- Your goal:
Look below. Copy each line that has "нельзя" in it.

— START —

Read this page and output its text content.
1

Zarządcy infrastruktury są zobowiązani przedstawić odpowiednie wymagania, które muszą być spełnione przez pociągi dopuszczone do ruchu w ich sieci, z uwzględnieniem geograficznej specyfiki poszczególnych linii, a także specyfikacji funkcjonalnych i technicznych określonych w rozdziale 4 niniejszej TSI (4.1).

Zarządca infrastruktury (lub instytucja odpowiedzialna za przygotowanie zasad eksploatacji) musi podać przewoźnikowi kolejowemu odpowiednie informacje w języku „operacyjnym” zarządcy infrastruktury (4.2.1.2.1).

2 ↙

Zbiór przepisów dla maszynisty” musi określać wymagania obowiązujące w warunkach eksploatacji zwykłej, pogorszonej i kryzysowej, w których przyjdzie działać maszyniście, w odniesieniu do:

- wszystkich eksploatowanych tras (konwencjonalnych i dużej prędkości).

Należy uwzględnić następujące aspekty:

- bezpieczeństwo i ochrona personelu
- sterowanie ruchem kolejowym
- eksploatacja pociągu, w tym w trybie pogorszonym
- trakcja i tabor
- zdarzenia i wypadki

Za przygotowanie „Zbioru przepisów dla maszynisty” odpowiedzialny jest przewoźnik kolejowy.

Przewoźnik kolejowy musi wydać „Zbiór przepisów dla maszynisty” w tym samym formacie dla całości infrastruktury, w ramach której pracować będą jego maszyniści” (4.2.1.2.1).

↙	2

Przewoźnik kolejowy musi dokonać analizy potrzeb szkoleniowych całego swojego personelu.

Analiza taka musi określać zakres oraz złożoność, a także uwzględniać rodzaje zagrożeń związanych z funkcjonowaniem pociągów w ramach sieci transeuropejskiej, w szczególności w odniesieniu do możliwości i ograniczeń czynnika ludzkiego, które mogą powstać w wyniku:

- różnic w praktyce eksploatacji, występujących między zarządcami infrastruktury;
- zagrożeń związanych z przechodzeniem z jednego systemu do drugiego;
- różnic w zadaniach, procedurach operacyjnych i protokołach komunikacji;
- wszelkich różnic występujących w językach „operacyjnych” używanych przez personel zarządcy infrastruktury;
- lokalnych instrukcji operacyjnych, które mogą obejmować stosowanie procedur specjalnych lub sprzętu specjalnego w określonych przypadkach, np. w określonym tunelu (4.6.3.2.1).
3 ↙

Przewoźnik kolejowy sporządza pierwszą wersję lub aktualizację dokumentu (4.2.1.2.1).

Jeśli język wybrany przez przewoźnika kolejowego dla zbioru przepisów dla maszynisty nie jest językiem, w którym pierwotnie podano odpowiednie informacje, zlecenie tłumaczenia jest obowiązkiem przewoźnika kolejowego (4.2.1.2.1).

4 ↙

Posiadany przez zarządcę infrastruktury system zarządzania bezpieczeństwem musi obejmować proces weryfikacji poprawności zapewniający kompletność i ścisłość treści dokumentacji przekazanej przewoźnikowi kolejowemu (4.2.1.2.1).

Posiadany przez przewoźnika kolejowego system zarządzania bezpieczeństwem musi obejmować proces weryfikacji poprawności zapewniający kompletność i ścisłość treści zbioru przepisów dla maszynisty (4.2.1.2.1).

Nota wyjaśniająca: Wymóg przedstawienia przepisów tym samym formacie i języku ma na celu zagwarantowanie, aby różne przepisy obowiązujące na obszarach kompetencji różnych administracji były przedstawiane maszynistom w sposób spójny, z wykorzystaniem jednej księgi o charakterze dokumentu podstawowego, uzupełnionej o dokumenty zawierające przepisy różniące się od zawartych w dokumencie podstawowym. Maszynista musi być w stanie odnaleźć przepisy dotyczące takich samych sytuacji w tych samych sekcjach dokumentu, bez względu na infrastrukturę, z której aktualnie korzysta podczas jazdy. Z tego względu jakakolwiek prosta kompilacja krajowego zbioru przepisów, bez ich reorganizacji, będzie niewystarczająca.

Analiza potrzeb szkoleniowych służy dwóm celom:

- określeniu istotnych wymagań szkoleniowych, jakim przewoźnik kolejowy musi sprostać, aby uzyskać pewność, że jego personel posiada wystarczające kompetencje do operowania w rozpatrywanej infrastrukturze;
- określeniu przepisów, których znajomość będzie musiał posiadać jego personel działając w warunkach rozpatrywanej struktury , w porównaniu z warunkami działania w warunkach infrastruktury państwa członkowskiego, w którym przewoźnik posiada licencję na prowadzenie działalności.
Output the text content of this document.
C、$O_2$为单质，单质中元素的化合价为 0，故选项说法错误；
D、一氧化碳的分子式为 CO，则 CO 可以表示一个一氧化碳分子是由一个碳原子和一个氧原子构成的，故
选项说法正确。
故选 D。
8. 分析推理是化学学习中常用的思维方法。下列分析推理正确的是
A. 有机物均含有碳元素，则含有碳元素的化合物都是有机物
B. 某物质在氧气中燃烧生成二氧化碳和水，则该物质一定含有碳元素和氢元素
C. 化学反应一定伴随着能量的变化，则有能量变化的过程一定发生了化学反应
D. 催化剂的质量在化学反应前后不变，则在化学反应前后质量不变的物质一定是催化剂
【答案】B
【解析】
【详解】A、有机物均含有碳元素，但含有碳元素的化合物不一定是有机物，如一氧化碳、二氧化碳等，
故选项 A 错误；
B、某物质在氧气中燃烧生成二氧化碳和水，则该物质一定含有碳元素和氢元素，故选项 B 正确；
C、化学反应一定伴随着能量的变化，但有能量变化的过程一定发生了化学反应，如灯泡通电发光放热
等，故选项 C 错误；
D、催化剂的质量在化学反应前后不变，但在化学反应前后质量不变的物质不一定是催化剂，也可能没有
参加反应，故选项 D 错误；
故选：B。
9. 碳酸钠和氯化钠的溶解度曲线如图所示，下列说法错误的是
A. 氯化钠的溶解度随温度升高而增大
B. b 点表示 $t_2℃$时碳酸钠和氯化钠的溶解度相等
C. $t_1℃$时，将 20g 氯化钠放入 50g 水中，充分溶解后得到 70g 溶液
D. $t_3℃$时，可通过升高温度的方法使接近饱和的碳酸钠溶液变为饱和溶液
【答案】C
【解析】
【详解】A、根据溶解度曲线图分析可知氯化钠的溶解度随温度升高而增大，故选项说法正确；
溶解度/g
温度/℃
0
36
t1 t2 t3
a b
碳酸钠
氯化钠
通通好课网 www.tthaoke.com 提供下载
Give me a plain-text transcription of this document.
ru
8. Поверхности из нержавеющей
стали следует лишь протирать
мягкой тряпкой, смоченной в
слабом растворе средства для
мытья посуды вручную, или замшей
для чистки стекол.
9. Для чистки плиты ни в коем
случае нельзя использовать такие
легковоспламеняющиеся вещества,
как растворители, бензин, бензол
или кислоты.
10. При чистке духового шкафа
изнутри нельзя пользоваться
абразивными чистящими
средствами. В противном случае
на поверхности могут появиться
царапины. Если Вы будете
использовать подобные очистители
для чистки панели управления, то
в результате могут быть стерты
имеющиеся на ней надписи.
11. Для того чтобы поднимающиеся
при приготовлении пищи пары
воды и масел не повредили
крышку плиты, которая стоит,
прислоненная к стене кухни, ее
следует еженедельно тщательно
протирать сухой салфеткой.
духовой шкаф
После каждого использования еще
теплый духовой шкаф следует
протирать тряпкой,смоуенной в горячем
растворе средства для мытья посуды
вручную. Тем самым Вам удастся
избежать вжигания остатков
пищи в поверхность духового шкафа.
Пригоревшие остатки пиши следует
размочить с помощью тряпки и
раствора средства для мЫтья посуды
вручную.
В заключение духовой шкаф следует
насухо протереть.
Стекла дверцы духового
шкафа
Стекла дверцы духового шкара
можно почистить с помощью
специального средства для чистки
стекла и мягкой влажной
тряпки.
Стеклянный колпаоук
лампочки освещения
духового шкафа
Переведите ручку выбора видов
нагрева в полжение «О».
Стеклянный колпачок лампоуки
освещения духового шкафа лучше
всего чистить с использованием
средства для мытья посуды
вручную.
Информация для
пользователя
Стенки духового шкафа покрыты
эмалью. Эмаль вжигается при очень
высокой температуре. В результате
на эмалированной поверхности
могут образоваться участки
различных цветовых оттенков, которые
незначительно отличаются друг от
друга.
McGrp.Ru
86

— END —

- Solution to the problem:
случае нельзя использовать такие
изнутри нельзя пользоваться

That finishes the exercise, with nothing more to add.